Saved data entries
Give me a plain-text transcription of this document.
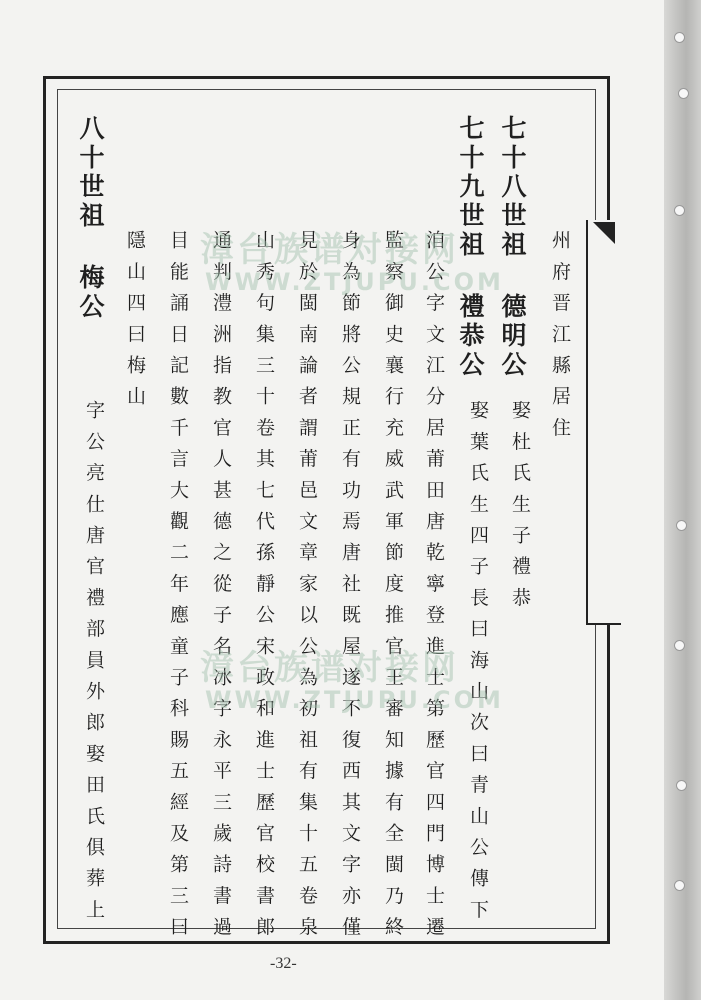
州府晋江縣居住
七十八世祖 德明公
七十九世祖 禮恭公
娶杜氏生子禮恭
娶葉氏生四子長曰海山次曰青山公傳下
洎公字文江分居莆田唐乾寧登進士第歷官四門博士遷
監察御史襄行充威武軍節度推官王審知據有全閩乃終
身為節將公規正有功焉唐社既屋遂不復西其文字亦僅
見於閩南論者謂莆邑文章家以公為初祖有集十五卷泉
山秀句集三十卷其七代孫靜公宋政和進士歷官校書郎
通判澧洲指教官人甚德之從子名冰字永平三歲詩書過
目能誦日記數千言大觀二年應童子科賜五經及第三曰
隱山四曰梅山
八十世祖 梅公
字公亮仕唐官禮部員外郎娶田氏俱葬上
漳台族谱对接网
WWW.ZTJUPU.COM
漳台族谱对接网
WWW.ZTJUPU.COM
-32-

--

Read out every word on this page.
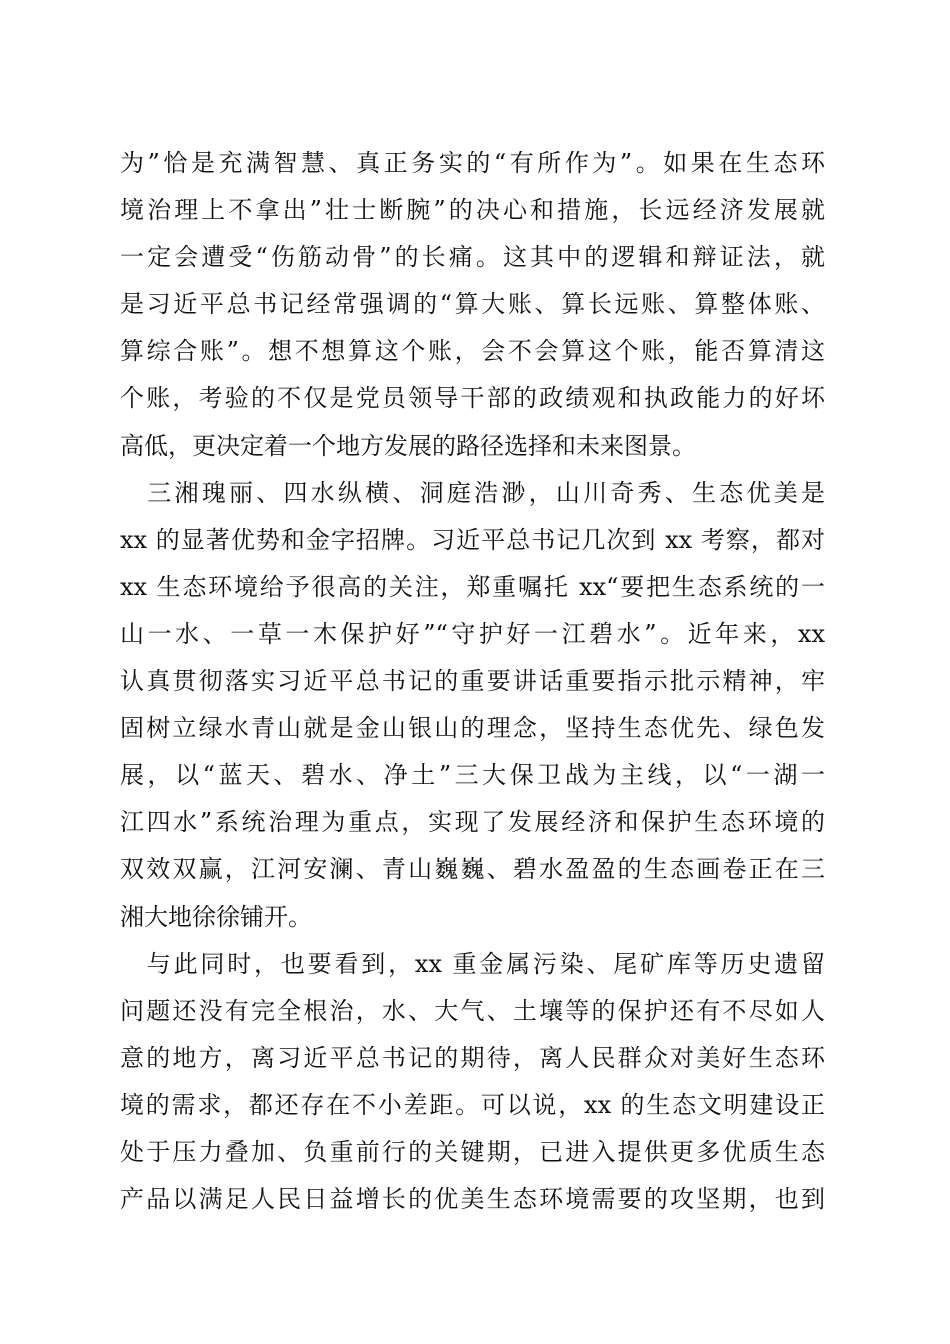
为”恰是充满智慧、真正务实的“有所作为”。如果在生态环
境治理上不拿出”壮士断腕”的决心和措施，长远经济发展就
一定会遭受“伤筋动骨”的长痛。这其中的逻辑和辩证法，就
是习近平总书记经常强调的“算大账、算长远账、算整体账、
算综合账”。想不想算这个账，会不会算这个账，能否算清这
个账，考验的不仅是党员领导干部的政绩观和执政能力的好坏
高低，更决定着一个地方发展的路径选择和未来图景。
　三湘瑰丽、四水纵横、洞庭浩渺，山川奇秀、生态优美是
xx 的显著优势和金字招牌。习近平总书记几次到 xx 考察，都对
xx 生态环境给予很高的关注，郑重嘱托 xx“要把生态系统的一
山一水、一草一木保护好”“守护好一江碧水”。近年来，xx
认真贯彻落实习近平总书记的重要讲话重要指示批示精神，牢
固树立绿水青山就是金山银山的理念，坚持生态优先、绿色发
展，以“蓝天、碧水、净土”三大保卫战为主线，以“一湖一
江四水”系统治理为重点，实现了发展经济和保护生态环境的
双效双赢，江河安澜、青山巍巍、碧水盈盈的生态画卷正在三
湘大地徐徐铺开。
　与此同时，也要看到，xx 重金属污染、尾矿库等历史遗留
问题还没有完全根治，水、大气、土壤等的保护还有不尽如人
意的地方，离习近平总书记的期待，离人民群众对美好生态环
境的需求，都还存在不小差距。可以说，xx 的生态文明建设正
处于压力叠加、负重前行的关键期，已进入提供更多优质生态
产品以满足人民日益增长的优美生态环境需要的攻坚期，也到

■ PROBLEM DESCRIPTION: Identify each line holding the string "this", and copy it out.

■ ANSWER IN FULL:
Give me a plain-text transcription of this document.
Read out every word on this page.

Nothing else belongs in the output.